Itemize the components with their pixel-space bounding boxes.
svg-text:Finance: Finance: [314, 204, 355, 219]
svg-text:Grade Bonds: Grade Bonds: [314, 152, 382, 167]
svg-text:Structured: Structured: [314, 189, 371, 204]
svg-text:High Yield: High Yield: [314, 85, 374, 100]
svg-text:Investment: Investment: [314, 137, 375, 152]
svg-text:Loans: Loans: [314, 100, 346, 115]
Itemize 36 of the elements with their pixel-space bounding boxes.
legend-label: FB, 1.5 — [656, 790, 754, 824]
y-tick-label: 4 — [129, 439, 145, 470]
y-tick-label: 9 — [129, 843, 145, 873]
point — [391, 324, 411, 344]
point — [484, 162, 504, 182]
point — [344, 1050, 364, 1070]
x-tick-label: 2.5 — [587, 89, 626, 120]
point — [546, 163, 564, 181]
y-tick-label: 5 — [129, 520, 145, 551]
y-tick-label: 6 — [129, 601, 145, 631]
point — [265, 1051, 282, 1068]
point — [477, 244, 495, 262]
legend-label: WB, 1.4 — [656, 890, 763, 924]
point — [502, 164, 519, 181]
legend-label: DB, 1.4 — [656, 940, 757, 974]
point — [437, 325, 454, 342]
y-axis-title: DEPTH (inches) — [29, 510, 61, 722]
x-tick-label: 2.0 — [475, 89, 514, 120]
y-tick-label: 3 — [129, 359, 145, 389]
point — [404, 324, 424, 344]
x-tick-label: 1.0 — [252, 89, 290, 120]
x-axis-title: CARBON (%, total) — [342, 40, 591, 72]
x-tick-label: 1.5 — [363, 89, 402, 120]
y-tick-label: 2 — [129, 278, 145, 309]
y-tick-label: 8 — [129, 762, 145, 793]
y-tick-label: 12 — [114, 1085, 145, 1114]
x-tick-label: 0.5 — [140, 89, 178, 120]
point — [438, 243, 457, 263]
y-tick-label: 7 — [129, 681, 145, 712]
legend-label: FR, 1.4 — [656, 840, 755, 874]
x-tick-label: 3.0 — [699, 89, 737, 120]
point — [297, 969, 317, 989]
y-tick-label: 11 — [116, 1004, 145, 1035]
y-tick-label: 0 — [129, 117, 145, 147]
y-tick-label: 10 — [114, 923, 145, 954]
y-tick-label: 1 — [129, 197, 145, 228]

DIRECTIONS ▸ Quote all of the records above line for line, keeping every character unchanged.

THE RESULT ▸
Itemize the components with their pixel-space bounding boxes.
svg-text:Finance: Finance: [314, 204, 355, 219]
svg-text:Grade Bonds: Grade Bonds: [314, 152, 382, 167]
svg-text:Structured: Structured: [314, 189, 371, 204]
svg-text:High Yield: High Yield: [314, 85, 374, 100]
svg-text:Investment: Investment: [314, 137, 375, 152]
svg-text:Loans: Loans: [314, 100, 346, 115]
Itemize 36 of the elements with their pixel-space bounding boxes.
legend-label: FB, 1.5 — [656, 790, 754, 824]
y-tick-label: 4 — [129, 439, 145, 470]
y-tick-label: 9 — [129, 843, 145, 873]
point — [391, 324, 411, 344]
point — [484, 162, 504, 182]
point — [344, 1050, 364, 1070]
x-tick-label: 2.5 — [587, 89, 626, 120]
point — [546, 163, 564, 181]
y-tick-label: 5 — [129, 520, 145, 551]
y-tick-label: 6 — [129, 601, 145, 631]
point — [265, 1051, 282, 1068]
point — [477, 244, 495, 262]
legend-label: WB, 1.4 — [656, 890, 763, 924]
point — [502, 164, 519, 181]
legend-label: DB, 1.4 — [656, 940, 757, 974]
point — [437, 325, 454, 342]
y-axis-title: DEPTH (inches) — [29, 510, 61, 722]
x-tick-label: 2.0 — [475, 89, 514, 120]
y-tick-label: 3 — [129, 359, 145, 389]
point — [404, 324, 424, 344]
x-tick-label: 1.0 — [252, 89, 290, 120]
x-axis-title: CARBON (%, total) — [342, 40, 591, 72]
x-tick-label: 1.5 — [363, 89, 402, 120]
y-tick-label: 2 — [129, 278, 145, 309]
y-tick-label: 8 — [129, 762, 145, 793]
y-tick-label: 12 — [114, 1085, 145, 1114]
x-tick-label: 0.5 — [140, 89, 178, 120]
point — [438, 243, 457, 263]
y-tick-label: 7 — [129, 681, 145, 712]
legend-label: FR, 1.4 — [656, 840, 755, 874]
x-tick-label: 3.0 — [699, 89, 737, 120]
point — [297, 969, 317, 989]
y-tick-label: 11 — [116, 1004, 145, 1035]
y-tick-label: 0 — [129, 117, 145, 147]
y-tick-label: 10 — [114, 923, 145, 954]
y-tick-label: 1 — [129, 197, 145, 228]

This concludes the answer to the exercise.